** Begin Supplied entries **

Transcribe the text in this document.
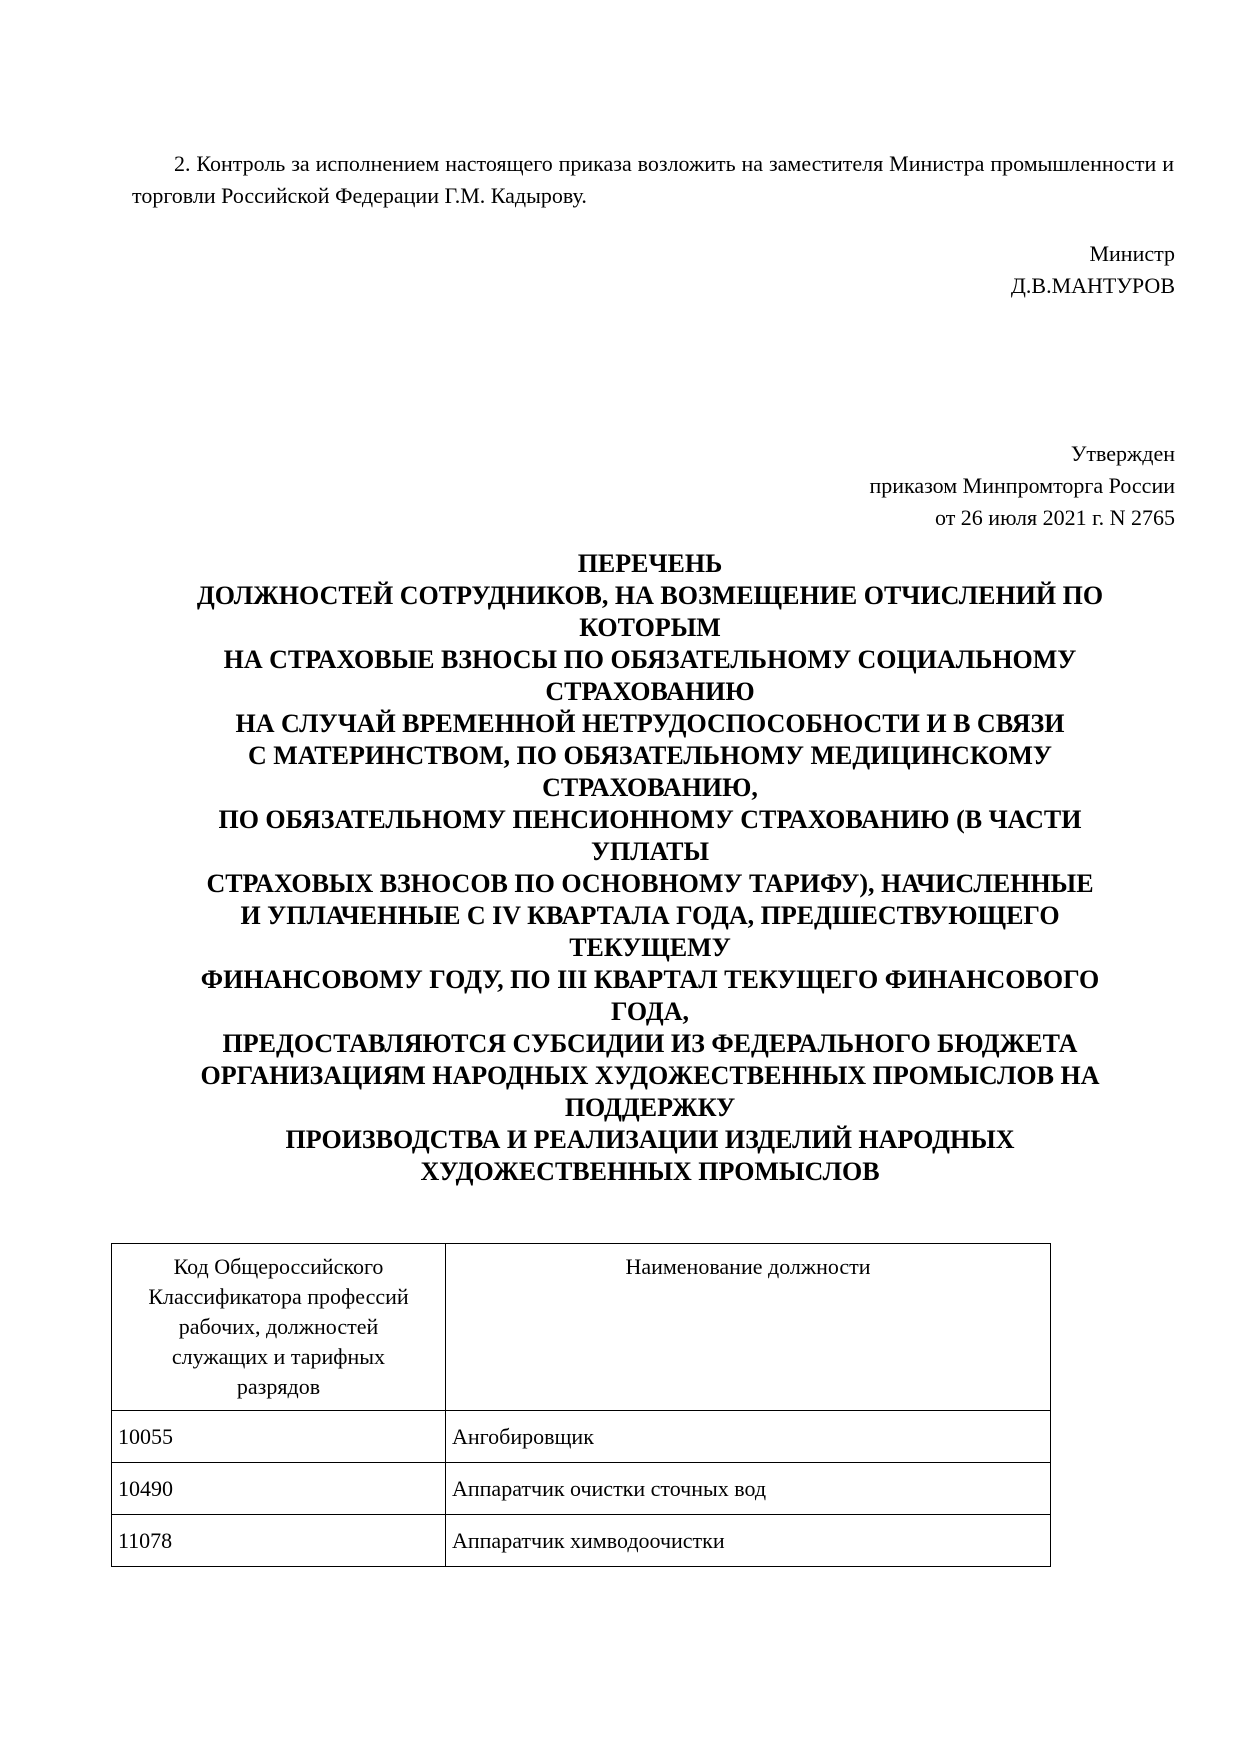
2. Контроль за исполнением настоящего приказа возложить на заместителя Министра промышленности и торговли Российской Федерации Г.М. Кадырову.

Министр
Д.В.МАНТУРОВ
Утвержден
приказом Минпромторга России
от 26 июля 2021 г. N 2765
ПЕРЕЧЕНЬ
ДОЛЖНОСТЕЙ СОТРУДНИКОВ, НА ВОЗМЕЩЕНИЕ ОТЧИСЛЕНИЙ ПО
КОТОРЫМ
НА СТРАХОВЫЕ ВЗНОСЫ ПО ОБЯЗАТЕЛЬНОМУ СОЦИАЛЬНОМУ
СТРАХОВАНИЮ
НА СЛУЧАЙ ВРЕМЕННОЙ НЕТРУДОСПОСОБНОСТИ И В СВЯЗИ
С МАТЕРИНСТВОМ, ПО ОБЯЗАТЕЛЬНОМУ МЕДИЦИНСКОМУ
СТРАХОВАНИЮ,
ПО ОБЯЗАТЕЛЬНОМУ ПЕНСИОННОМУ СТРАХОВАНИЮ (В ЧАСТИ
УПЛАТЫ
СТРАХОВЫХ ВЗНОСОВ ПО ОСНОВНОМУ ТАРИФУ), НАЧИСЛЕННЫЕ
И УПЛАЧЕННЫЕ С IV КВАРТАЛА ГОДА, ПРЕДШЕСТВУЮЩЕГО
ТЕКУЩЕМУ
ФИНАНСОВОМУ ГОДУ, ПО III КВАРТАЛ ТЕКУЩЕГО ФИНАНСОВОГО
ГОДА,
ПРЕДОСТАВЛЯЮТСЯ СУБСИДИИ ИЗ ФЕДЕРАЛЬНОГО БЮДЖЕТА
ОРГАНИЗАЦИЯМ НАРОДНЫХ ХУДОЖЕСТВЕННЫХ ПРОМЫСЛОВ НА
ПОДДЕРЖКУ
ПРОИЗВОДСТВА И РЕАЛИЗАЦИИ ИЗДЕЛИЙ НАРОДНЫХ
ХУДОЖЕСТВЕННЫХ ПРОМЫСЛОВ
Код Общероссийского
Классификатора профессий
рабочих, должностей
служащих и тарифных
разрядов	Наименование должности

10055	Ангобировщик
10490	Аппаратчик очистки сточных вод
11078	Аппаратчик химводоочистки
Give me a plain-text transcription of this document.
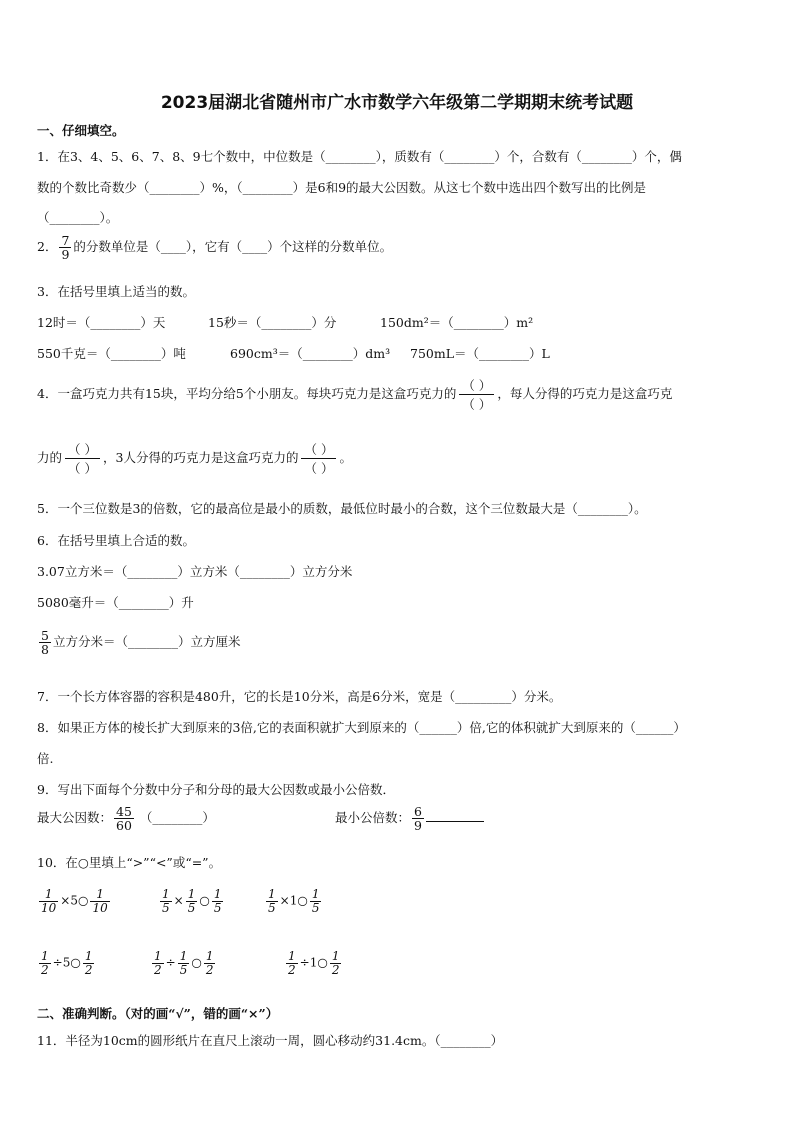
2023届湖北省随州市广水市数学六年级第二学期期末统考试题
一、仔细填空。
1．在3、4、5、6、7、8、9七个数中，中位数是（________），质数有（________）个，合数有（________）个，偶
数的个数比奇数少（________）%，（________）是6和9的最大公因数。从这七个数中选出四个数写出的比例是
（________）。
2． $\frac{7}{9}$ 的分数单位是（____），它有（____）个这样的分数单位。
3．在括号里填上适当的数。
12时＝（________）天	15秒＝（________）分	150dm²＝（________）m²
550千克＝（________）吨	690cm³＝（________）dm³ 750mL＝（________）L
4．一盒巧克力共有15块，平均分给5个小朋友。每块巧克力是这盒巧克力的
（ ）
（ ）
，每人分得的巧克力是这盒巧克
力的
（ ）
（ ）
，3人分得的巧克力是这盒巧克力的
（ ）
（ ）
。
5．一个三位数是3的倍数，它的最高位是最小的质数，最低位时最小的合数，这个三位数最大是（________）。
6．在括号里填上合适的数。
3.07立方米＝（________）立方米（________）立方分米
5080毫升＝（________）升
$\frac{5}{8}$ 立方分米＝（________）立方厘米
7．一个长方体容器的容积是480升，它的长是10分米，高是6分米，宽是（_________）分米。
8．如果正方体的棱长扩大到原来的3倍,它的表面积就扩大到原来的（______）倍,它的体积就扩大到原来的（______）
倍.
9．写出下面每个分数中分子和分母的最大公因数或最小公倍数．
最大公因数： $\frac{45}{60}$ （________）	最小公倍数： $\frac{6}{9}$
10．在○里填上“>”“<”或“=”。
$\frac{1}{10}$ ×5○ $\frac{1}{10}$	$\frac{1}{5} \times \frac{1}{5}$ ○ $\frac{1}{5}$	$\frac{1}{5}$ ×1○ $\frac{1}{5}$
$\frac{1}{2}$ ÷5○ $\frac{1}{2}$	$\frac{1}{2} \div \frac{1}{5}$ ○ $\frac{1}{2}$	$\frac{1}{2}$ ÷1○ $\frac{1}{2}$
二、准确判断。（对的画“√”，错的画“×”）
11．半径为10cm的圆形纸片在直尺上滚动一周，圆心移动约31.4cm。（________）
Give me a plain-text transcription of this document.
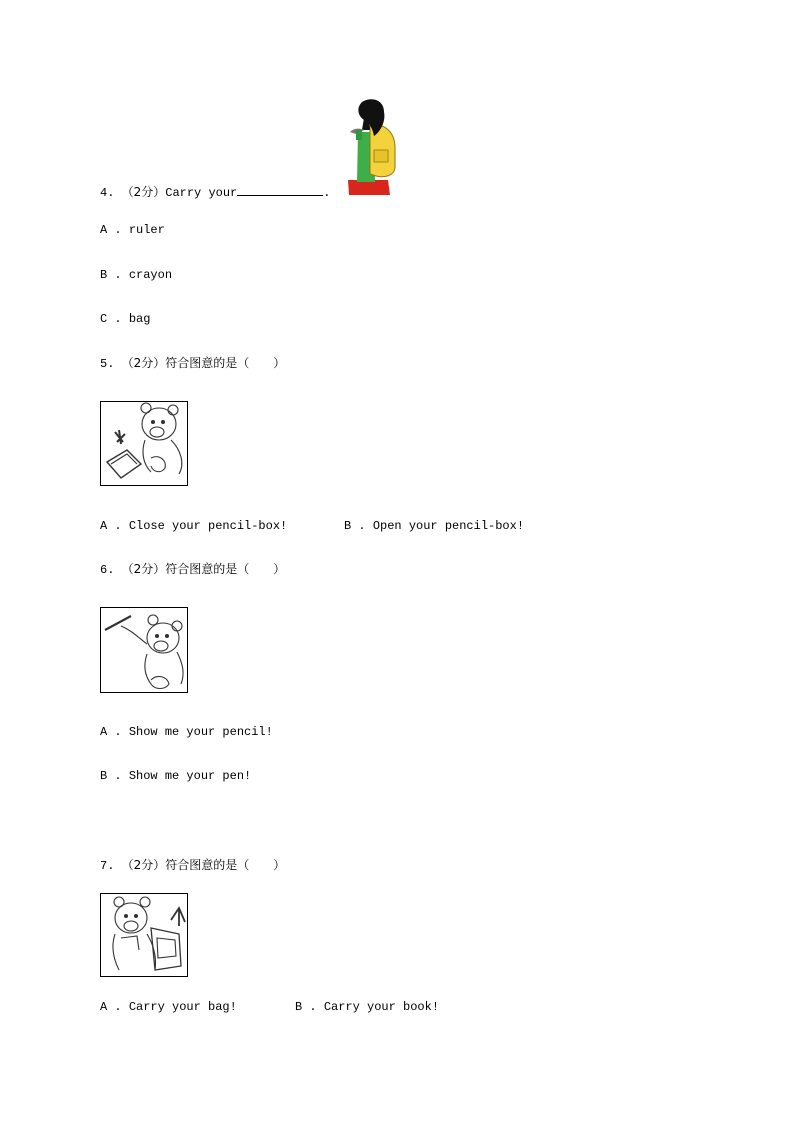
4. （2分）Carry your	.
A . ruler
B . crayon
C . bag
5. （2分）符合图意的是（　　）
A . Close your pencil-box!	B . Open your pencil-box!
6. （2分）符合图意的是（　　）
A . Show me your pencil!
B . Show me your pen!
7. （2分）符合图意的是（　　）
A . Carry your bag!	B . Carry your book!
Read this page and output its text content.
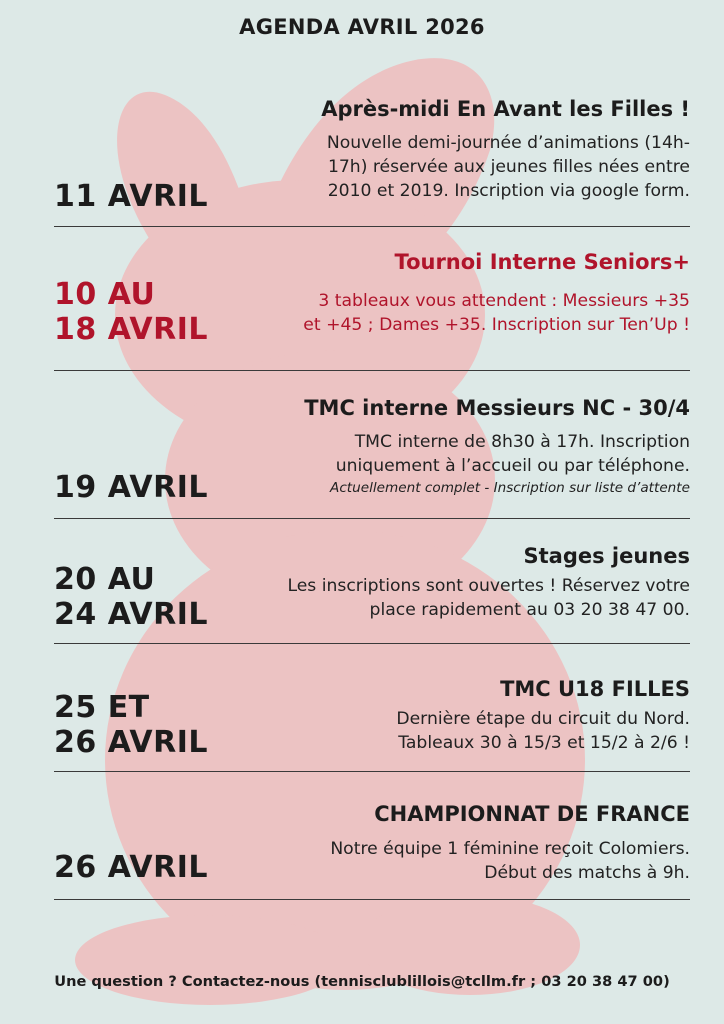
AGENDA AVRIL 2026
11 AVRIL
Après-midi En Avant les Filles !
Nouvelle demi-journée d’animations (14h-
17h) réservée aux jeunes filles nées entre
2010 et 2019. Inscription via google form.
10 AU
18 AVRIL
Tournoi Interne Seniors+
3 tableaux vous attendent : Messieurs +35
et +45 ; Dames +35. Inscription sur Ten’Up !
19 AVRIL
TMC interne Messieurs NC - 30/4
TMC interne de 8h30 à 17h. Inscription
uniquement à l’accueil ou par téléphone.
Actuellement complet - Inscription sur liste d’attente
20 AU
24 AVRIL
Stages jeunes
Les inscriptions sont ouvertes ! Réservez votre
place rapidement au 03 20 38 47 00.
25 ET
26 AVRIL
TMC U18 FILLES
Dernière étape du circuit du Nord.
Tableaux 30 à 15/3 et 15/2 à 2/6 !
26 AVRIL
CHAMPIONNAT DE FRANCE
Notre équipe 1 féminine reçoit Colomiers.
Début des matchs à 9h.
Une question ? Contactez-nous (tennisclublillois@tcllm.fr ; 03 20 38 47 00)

** End Supplied entries **

• _Goal_
From the records above, pull out every line containing the word "Show".

• _Final answer_
A . Show me your pencil!
B . Show me your pen!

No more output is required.